- DATA SECTION -
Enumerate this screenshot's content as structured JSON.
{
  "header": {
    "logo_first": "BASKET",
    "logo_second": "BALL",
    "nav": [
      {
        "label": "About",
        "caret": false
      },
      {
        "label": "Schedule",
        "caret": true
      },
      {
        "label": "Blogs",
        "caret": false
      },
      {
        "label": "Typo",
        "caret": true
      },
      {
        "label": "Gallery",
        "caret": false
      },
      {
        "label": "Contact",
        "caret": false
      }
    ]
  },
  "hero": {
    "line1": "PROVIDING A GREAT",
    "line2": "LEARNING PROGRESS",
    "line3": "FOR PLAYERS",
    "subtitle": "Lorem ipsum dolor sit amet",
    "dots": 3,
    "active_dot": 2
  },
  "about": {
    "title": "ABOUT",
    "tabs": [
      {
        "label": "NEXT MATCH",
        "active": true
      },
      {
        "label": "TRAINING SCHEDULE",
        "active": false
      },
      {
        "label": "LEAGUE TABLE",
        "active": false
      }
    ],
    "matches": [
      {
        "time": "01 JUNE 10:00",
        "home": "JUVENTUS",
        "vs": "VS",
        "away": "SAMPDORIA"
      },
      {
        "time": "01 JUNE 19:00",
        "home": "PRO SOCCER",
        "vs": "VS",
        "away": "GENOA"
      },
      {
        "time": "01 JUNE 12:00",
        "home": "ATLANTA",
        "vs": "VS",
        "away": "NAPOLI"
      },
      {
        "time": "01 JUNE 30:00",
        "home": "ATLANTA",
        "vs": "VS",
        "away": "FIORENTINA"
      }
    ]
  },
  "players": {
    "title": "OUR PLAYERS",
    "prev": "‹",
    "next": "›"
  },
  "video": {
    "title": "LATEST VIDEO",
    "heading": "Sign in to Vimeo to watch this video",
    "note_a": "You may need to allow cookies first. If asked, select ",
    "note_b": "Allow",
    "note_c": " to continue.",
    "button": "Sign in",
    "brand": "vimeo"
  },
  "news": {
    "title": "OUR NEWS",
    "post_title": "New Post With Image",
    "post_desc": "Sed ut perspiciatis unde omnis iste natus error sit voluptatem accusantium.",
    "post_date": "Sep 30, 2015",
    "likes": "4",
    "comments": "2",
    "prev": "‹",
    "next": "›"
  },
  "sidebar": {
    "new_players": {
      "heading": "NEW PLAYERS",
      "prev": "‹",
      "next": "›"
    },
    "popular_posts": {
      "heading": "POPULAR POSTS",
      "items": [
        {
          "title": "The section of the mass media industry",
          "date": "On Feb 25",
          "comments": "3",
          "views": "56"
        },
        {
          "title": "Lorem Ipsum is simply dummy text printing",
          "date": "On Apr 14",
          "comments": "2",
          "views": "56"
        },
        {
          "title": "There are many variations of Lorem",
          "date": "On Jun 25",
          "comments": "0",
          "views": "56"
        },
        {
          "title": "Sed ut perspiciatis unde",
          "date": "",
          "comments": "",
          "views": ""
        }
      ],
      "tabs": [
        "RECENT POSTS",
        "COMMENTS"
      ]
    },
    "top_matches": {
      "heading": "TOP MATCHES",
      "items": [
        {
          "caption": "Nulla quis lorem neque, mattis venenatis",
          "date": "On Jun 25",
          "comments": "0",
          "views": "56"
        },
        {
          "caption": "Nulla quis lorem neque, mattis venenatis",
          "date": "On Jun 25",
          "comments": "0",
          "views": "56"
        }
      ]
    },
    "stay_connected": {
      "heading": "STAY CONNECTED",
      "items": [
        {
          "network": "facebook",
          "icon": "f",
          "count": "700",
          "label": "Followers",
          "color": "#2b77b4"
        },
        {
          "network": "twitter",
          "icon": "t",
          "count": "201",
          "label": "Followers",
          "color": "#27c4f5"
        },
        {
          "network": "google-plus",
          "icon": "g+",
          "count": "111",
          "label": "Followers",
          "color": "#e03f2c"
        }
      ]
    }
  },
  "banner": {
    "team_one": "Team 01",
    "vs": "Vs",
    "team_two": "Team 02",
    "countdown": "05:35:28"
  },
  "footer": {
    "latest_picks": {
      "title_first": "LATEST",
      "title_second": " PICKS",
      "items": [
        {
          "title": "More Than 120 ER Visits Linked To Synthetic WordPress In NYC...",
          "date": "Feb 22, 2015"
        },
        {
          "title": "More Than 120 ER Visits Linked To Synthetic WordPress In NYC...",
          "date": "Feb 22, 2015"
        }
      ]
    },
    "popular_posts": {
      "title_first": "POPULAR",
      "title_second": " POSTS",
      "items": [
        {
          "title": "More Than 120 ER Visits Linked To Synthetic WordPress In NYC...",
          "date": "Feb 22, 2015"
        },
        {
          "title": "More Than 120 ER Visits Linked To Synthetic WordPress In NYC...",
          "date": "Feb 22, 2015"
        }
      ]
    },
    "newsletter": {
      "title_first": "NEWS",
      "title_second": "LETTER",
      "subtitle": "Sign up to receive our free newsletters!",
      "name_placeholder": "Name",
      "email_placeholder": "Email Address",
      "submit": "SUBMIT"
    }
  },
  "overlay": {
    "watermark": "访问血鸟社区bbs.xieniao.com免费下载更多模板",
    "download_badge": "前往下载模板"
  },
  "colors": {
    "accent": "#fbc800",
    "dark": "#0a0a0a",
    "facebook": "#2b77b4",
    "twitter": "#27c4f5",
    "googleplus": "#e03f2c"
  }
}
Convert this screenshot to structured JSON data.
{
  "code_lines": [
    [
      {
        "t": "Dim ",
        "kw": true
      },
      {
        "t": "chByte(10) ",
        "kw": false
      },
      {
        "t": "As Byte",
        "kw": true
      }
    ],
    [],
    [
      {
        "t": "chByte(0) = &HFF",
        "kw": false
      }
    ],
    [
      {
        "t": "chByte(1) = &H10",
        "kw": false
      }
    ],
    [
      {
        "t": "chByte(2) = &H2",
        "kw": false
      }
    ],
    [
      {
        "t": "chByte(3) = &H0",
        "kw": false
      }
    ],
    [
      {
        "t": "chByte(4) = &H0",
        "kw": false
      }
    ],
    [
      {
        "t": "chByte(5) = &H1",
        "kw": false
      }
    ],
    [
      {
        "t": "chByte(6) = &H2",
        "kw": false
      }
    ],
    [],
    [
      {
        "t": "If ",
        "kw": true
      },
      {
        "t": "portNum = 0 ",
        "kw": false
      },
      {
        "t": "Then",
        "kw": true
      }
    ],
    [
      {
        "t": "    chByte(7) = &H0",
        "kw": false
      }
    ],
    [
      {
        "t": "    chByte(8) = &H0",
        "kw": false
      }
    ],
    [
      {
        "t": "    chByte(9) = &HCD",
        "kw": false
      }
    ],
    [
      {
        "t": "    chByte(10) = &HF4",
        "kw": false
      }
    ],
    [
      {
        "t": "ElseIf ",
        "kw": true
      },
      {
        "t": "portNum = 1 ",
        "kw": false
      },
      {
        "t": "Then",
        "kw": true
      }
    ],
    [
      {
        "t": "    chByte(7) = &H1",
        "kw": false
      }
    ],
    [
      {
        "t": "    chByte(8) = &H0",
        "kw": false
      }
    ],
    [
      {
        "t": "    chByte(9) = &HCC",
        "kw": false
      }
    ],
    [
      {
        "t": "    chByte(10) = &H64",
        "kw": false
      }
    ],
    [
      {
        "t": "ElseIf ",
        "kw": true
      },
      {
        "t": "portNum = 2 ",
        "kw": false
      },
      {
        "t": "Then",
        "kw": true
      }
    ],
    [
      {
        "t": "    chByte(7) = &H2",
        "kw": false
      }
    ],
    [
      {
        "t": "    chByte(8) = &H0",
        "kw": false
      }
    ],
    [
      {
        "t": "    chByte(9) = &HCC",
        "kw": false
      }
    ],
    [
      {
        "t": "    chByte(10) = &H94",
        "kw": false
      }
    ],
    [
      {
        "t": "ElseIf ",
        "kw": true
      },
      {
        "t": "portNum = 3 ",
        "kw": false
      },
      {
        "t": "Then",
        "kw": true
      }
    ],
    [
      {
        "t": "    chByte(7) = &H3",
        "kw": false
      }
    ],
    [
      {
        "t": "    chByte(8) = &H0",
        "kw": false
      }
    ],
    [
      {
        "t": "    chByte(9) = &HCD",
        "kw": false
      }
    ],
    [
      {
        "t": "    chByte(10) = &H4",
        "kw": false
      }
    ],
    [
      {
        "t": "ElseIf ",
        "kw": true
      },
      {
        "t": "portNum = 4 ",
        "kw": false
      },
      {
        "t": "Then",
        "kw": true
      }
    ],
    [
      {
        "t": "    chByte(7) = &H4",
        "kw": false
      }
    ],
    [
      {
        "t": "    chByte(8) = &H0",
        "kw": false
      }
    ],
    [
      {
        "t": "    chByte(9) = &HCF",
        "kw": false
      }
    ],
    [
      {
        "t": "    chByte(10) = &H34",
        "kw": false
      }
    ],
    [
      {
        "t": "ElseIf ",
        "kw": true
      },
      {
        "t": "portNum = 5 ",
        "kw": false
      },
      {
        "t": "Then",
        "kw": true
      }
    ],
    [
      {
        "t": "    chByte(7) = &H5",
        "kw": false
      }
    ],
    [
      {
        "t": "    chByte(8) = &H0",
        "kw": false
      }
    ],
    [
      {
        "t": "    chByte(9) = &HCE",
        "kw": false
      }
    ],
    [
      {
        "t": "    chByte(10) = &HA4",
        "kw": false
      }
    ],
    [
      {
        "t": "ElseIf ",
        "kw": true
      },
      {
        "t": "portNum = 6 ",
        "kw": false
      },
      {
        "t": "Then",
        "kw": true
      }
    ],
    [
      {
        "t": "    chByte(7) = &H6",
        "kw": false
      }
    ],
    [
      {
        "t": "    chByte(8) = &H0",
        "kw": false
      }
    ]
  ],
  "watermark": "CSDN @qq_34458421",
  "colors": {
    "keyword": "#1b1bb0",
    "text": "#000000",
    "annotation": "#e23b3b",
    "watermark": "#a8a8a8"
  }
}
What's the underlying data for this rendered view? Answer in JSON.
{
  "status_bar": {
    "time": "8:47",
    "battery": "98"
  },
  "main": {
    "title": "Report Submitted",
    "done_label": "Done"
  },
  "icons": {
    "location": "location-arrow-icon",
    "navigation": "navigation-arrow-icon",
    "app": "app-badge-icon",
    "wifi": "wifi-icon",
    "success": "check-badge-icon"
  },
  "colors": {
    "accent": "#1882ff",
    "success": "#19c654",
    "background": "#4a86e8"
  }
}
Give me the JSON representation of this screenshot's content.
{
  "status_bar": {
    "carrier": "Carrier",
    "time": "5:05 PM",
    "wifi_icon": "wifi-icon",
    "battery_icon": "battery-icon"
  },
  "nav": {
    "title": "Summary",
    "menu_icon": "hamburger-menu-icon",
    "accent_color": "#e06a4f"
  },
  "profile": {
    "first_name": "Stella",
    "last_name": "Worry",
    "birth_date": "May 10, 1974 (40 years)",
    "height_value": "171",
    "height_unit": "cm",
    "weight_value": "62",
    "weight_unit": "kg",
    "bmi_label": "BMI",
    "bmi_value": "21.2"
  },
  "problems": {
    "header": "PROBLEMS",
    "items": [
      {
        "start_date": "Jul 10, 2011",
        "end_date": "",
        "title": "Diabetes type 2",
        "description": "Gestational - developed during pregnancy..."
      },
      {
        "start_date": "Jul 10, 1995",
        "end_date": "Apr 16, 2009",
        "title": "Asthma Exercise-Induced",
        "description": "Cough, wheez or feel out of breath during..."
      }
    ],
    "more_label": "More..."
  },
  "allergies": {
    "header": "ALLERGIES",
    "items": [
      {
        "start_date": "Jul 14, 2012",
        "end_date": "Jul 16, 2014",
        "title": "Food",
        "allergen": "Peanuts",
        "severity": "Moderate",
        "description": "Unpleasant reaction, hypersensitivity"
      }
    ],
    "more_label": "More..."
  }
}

- TASK DETAILS -
Scan the entries above. Copy each line that has the string "away".

- ANSWER TO THIS PROBLEM -
        "away": "SAMPDORIA"
        "away": "GENOA"
        "away": "NAPOLI"
        "away": "FIORENTINA"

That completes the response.